(Records excerpted from a collection)
— Start —
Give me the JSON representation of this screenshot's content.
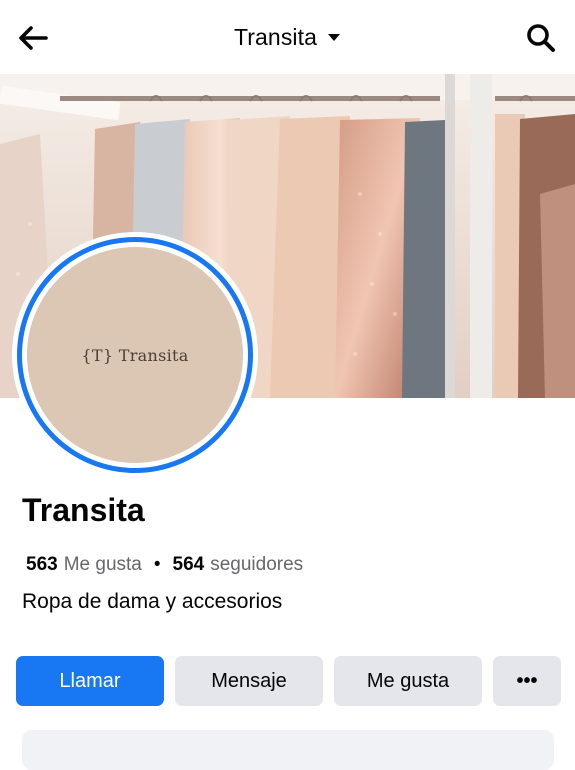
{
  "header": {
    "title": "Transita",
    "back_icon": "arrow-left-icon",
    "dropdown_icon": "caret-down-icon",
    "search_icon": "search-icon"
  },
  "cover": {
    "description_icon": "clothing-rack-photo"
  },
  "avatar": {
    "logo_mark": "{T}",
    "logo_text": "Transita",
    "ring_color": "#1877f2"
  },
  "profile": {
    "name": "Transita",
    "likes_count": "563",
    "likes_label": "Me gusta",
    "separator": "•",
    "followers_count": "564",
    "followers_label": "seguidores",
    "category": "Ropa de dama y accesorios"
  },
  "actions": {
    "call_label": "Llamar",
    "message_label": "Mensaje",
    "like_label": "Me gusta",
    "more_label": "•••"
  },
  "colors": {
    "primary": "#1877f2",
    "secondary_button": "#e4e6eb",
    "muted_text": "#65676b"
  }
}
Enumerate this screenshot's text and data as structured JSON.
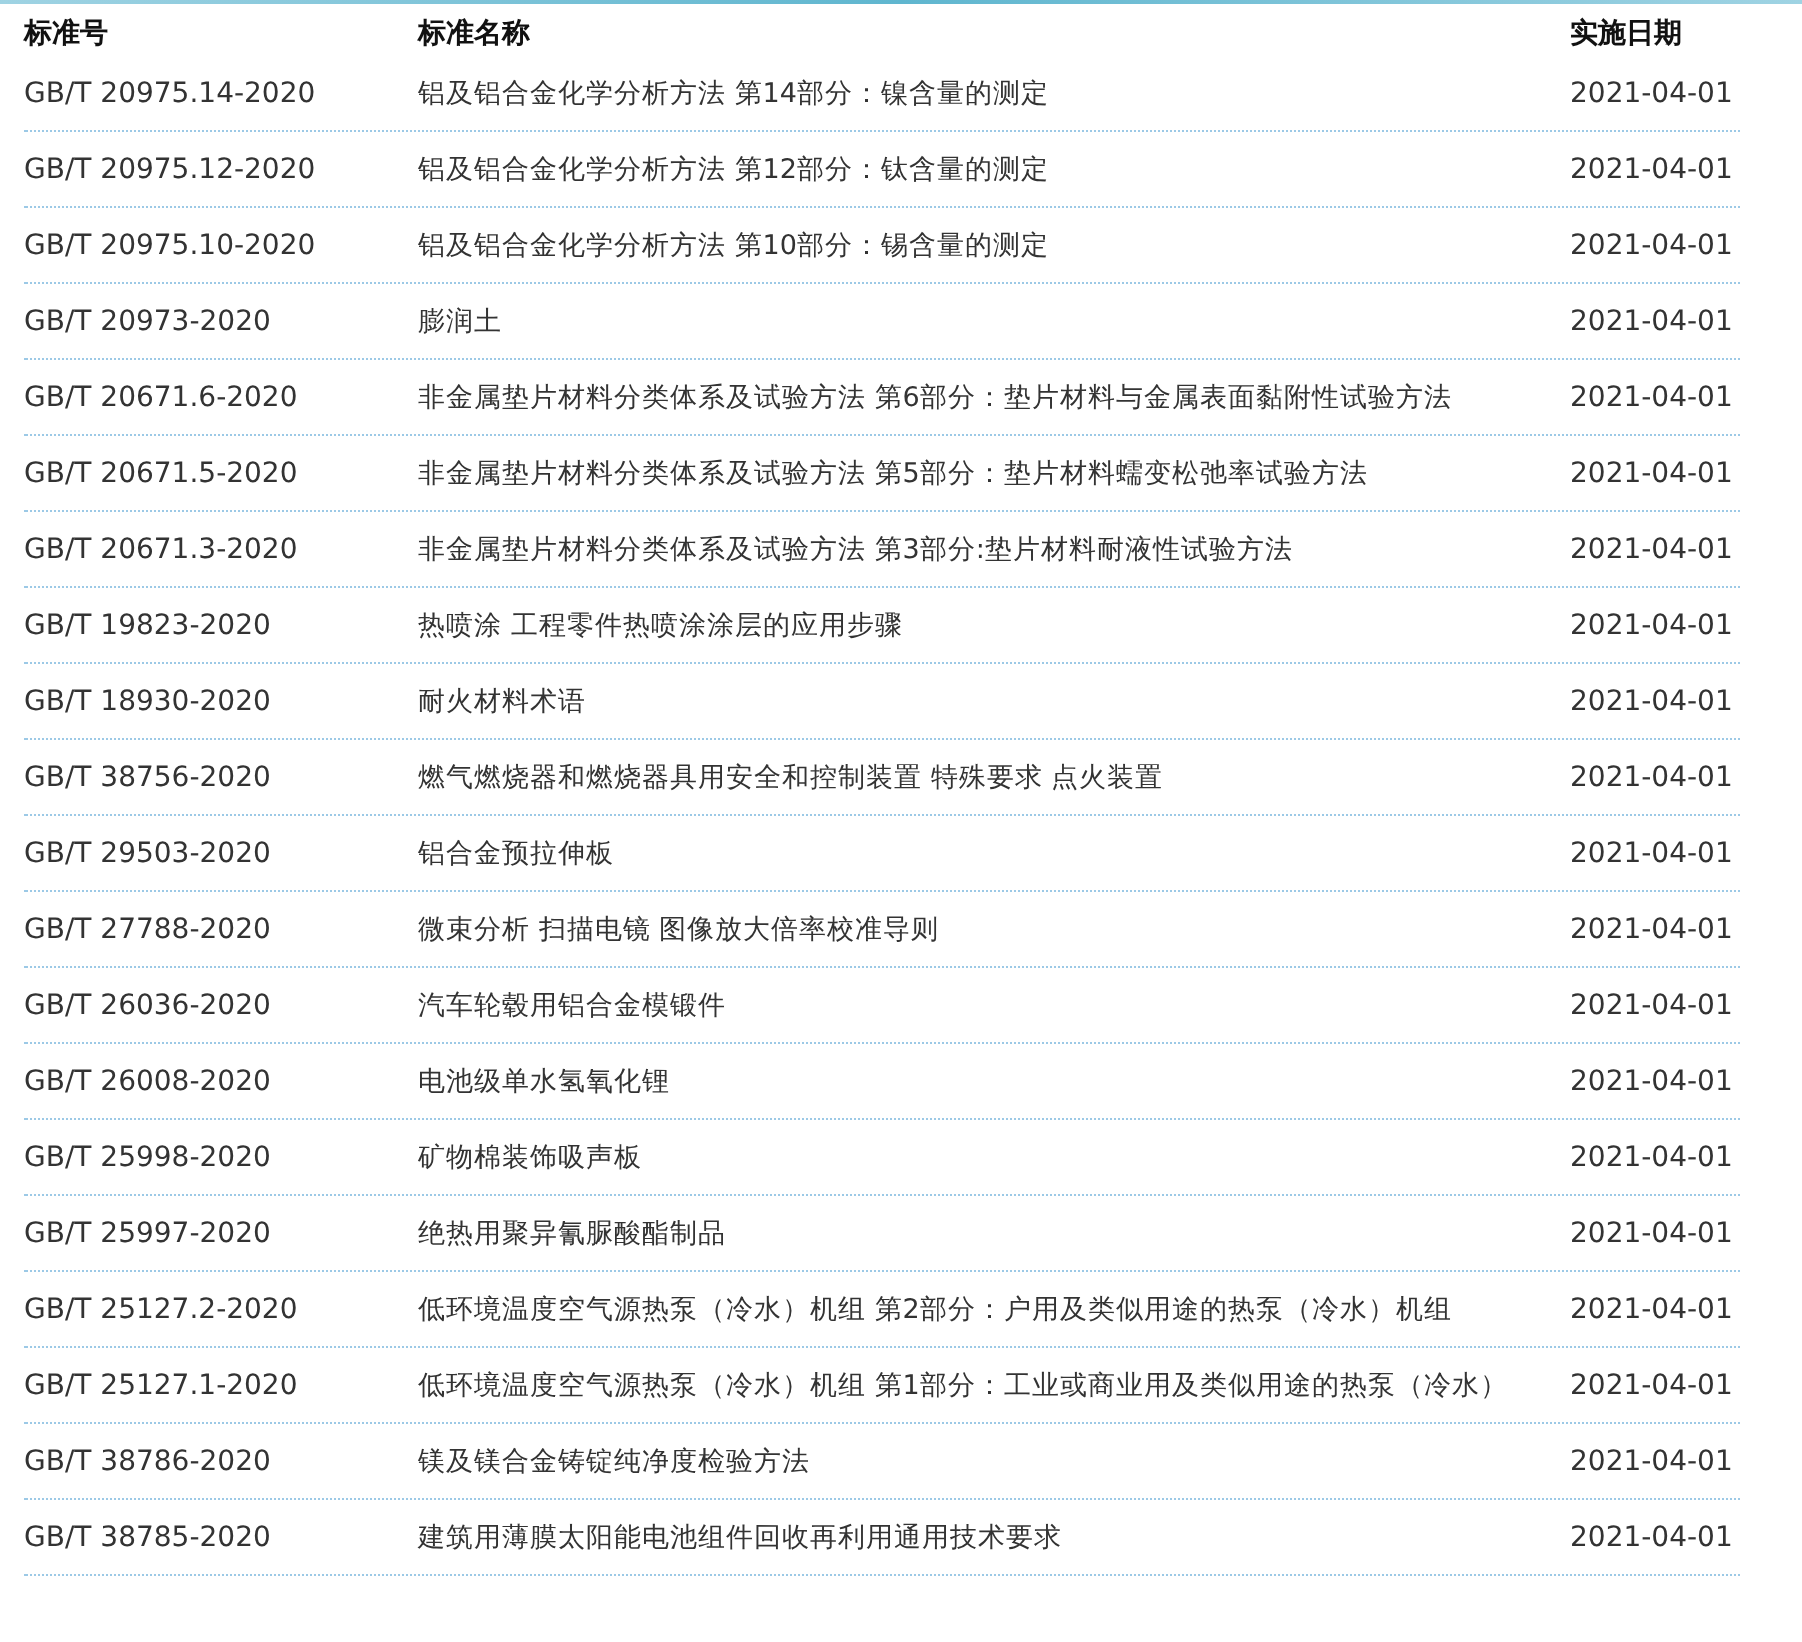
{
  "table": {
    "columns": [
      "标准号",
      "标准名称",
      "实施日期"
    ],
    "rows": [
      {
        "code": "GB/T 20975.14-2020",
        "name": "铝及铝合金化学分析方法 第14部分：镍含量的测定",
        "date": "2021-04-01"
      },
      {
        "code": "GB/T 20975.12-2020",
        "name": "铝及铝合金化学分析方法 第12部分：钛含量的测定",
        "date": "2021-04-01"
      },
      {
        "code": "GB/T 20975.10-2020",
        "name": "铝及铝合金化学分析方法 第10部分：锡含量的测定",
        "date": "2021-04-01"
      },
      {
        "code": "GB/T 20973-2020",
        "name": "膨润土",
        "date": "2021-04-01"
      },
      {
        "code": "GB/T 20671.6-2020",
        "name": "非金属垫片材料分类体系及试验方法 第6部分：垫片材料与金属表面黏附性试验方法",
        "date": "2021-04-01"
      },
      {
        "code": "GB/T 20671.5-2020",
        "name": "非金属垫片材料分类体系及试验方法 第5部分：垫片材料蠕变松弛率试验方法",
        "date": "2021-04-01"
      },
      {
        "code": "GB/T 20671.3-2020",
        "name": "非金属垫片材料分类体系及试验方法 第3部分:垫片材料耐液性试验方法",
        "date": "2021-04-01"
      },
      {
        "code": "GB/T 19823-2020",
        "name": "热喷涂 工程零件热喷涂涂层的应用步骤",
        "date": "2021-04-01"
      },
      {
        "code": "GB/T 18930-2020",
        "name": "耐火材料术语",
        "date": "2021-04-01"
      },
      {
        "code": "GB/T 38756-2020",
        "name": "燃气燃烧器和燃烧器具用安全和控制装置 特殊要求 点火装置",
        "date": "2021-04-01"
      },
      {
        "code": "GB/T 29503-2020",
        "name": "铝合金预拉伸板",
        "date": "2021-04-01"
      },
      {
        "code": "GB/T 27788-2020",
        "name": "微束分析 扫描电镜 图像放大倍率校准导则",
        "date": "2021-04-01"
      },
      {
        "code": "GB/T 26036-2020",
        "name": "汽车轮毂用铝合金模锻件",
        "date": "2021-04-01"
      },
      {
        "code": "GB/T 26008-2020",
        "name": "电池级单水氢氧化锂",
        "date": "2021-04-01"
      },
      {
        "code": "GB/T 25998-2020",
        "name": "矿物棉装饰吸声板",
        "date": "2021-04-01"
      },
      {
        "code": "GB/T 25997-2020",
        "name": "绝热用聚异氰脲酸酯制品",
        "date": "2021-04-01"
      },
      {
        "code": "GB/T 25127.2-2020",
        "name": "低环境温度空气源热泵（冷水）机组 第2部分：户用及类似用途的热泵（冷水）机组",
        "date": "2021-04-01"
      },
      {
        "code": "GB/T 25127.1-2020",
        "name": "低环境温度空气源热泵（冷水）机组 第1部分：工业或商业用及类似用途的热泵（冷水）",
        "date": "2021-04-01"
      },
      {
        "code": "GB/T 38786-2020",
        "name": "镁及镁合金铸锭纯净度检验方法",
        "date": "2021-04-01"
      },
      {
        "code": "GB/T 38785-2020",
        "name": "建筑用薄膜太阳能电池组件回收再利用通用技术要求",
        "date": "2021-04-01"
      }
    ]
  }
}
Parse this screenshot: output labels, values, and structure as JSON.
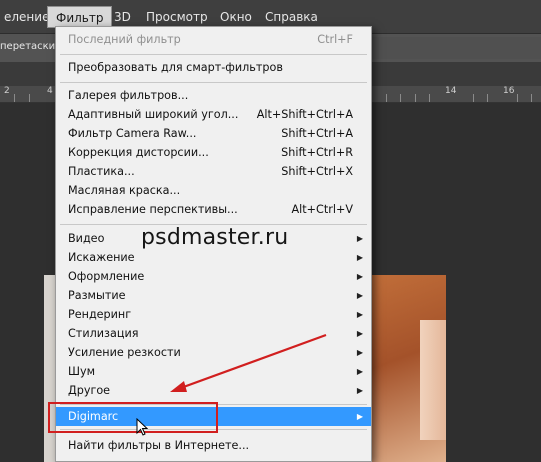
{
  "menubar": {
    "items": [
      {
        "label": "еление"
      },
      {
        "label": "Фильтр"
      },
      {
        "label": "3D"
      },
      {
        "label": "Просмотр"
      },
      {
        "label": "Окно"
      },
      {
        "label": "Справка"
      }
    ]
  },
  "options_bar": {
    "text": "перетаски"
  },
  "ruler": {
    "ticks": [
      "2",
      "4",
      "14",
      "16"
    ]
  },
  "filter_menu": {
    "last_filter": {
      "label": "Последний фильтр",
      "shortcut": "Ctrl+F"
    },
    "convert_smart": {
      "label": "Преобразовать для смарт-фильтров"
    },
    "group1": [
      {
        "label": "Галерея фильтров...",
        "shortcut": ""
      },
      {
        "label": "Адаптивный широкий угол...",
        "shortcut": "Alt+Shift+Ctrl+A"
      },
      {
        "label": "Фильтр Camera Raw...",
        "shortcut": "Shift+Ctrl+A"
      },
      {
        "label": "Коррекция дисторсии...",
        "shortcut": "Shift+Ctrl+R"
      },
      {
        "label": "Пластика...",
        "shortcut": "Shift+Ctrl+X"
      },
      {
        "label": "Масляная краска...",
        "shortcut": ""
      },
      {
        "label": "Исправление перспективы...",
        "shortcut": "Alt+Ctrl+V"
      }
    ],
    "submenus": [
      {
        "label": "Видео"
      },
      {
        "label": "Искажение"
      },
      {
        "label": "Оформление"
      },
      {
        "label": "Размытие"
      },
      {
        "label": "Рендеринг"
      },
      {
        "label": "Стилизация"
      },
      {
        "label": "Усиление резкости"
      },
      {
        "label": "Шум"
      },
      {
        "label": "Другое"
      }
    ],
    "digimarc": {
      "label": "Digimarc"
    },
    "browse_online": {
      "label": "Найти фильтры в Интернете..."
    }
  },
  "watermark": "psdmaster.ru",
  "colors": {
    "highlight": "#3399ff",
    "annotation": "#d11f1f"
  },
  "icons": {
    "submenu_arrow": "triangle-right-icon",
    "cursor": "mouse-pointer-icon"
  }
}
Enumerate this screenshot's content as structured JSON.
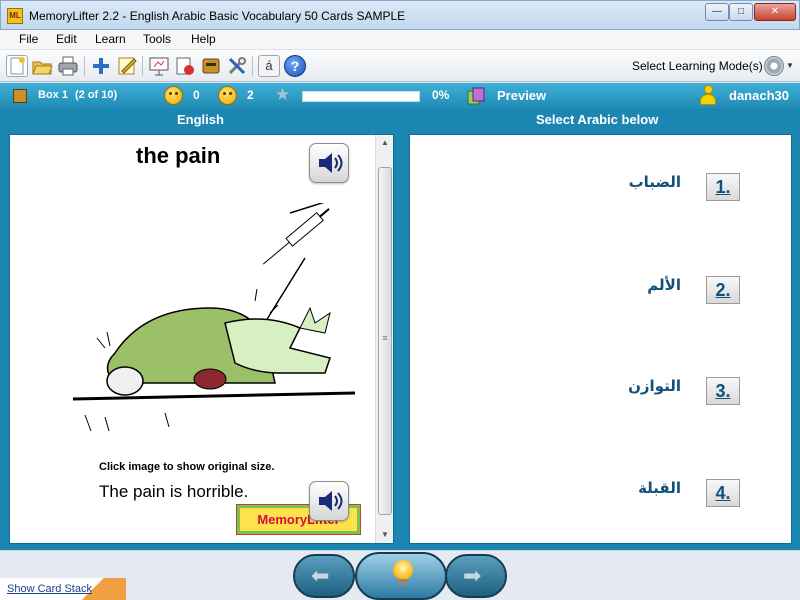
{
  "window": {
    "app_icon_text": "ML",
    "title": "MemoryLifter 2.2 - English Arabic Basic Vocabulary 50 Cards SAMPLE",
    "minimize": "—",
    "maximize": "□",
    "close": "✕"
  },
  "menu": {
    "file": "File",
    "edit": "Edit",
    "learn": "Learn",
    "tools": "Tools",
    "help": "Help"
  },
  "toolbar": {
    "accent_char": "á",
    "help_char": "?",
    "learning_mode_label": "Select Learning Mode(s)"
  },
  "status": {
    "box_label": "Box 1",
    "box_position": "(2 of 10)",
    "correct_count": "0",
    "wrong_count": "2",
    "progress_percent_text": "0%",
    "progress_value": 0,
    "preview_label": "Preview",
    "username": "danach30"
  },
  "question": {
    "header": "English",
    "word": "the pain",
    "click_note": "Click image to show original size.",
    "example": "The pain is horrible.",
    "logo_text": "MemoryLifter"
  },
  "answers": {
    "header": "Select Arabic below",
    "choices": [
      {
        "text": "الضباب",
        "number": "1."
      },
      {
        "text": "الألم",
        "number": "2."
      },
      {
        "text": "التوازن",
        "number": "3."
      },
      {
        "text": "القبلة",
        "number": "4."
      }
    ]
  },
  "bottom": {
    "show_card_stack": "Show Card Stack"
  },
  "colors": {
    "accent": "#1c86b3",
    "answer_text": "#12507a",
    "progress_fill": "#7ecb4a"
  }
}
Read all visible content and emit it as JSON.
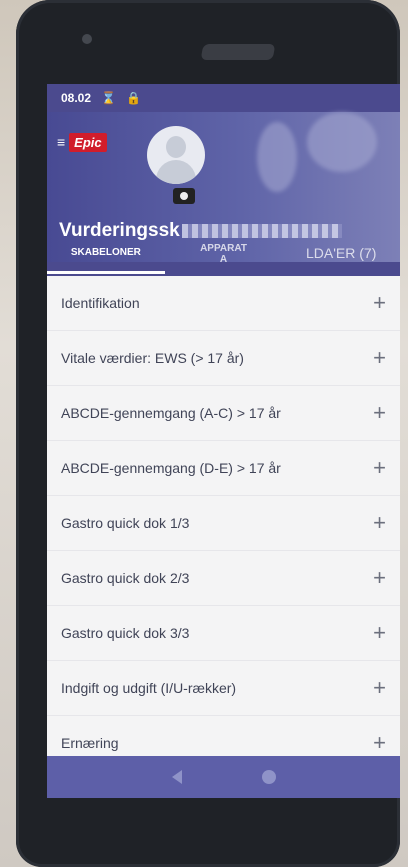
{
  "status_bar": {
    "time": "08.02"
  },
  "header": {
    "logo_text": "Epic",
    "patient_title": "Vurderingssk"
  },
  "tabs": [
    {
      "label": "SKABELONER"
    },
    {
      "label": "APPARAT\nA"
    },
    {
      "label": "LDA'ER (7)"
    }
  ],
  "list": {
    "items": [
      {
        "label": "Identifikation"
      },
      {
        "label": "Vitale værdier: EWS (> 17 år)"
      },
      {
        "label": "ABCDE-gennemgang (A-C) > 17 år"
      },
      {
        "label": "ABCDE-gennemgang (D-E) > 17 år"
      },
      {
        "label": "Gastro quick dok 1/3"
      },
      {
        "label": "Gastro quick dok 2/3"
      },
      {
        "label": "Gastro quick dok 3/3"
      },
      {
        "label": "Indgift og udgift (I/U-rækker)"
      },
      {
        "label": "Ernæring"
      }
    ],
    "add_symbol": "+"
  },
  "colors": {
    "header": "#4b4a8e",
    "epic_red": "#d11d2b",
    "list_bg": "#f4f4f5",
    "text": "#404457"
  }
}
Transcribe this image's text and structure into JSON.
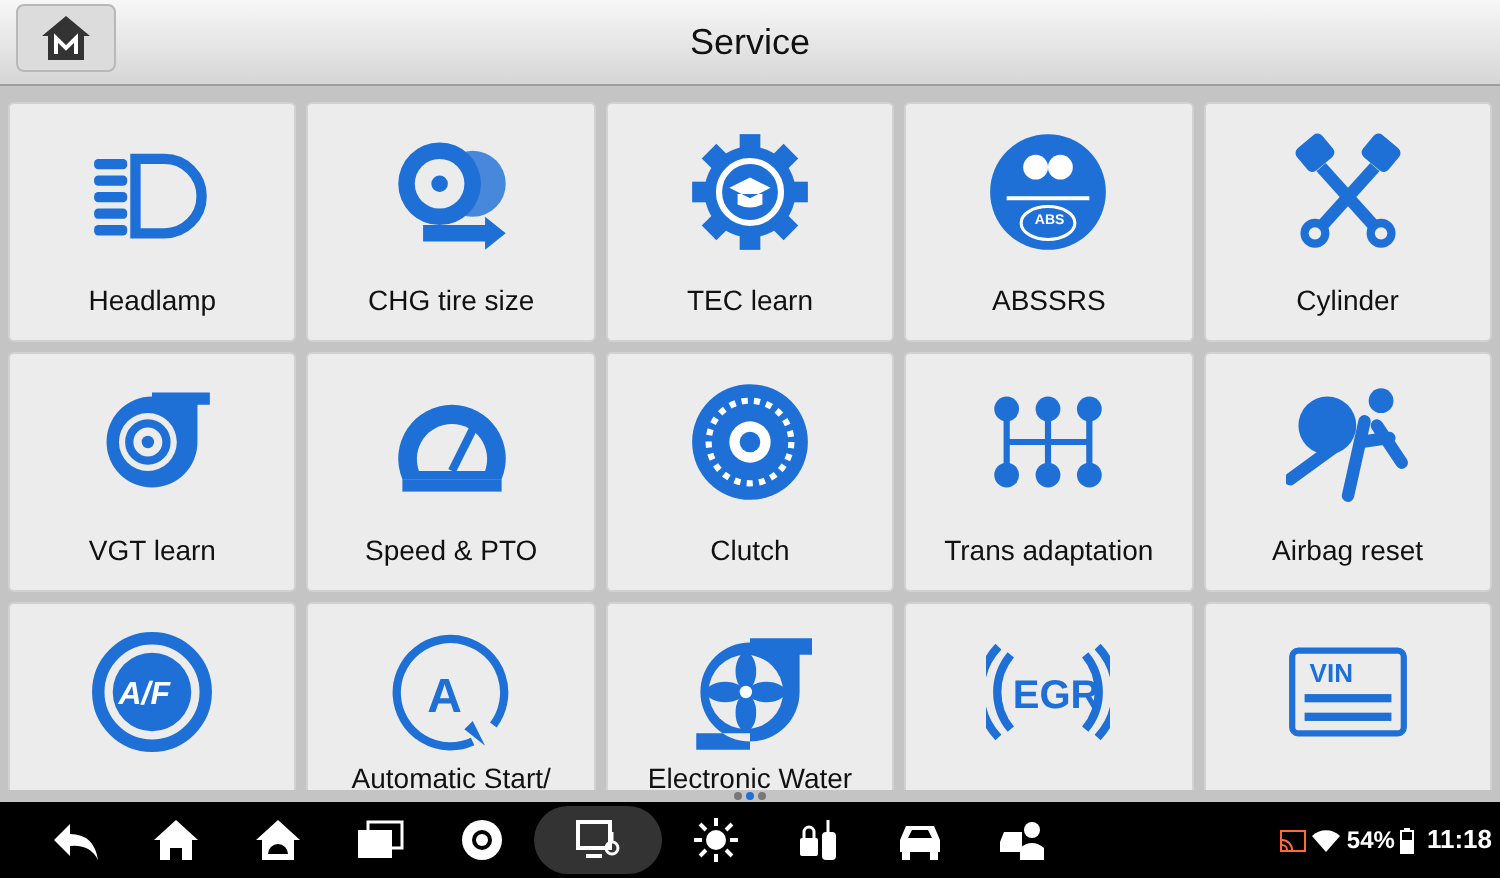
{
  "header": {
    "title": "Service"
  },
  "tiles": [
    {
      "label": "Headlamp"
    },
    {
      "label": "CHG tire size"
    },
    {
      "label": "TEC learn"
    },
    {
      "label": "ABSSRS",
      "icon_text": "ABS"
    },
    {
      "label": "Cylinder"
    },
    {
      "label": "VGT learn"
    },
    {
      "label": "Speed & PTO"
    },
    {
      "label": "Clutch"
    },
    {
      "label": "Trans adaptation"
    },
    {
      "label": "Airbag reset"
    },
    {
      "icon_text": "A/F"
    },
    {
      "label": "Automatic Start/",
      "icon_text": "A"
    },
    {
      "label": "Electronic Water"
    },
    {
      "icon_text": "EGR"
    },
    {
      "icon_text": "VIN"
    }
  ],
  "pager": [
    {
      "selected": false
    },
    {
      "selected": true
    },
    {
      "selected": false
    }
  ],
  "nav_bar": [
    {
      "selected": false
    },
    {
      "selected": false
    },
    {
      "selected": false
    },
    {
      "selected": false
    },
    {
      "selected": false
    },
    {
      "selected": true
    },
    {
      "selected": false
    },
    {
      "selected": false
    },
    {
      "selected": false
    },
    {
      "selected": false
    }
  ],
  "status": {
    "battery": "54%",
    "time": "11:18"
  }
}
— End —
(Aim of the exercise)
Find the lines containing "Ctrl" and pull them out.

(Output below)
      "shortcut": "Ctrl+F"
        "shortcut": "Alt+Shift+Ctrl+A"
        "shortcut": "Shift+Ctrl+A"
        "shortcut": "Shift+Ctrl+R"
        "shortcut": "Shift+Ctrl+X"
        "shortcut": "Alt+Ctrl+V"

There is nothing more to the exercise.